• _Task objective_:
Pull out all lines from the listing below in which the word "name" appears.

• _Data shown_:
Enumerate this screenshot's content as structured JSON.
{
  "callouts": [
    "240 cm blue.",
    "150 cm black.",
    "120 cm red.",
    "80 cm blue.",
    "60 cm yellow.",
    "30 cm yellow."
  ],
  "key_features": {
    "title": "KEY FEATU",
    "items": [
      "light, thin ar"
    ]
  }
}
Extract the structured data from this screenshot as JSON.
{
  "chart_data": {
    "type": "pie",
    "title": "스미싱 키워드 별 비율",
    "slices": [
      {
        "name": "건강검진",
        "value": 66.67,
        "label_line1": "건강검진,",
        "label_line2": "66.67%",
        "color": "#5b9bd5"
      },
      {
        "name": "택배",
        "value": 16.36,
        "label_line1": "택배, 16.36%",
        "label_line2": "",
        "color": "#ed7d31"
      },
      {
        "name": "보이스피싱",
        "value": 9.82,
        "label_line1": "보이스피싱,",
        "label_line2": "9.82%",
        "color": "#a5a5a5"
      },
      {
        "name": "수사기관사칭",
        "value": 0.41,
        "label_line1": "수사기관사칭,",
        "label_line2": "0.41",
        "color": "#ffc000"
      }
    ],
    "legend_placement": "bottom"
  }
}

...

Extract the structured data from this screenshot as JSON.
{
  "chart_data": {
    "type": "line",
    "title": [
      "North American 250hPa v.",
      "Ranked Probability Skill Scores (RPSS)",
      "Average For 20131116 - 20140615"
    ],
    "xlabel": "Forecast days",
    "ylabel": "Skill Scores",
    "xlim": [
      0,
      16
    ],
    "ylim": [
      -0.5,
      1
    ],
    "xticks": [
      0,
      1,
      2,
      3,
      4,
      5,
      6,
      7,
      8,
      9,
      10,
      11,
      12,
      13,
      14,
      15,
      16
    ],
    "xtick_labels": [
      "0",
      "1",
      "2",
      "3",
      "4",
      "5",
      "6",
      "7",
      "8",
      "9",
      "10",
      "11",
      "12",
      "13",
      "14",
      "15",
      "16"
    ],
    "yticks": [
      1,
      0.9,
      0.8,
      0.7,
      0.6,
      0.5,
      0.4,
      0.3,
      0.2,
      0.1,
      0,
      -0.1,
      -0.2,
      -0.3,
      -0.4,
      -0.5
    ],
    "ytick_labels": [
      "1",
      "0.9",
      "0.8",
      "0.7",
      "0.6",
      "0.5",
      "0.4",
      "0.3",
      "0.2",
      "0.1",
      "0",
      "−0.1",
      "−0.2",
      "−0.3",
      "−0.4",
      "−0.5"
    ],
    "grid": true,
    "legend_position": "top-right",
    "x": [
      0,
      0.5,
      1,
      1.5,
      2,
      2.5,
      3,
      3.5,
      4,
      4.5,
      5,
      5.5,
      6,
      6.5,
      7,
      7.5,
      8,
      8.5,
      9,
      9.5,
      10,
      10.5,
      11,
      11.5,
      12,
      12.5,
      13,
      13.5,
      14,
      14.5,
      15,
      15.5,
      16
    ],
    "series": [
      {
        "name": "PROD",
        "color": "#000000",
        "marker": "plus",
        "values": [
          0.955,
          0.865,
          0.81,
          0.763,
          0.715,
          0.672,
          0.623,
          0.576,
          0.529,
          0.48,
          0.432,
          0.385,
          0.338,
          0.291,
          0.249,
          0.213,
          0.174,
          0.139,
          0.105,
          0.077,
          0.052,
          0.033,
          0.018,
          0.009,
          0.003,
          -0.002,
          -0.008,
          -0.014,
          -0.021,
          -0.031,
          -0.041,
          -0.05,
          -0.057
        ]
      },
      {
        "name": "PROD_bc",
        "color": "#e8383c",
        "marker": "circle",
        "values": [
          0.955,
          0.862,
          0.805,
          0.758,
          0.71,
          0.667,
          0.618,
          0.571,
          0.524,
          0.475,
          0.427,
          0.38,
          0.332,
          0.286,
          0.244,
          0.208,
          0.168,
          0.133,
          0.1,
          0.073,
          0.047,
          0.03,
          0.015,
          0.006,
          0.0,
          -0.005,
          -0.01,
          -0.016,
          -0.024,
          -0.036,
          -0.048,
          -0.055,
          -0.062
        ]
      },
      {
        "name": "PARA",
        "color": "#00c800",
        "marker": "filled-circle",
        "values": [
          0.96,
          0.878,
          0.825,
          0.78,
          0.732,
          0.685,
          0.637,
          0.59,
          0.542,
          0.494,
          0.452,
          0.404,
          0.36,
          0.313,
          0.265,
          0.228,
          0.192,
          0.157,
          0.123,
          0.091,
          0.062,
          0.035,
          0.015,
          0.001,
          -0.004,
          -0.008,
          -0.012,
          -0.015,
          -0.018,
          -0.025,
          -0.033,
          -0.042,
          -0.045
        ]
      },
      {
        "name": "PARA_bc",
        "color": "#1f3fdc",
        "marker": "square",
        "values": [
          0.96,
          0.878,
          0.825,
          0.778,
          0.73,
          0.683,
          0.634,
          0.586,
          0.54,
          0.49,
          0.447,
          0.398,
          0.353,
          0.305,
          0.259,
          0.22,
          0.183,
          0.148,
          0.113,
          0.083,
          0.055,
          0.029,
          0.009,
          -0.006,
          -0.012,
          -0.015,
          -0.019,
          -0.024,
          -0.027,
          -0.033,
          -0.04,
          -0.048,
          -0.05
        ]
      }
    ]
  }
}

• _Result of the exercise_:
        "name": "건강검진",
        "name": "택배",
        "name": "보이스피싱",
        "name": "수사기관사칭",
        "name": "PROD",
        "name": "PROD_bc",
        "name": "PARA",
        "name": "PARA_bc",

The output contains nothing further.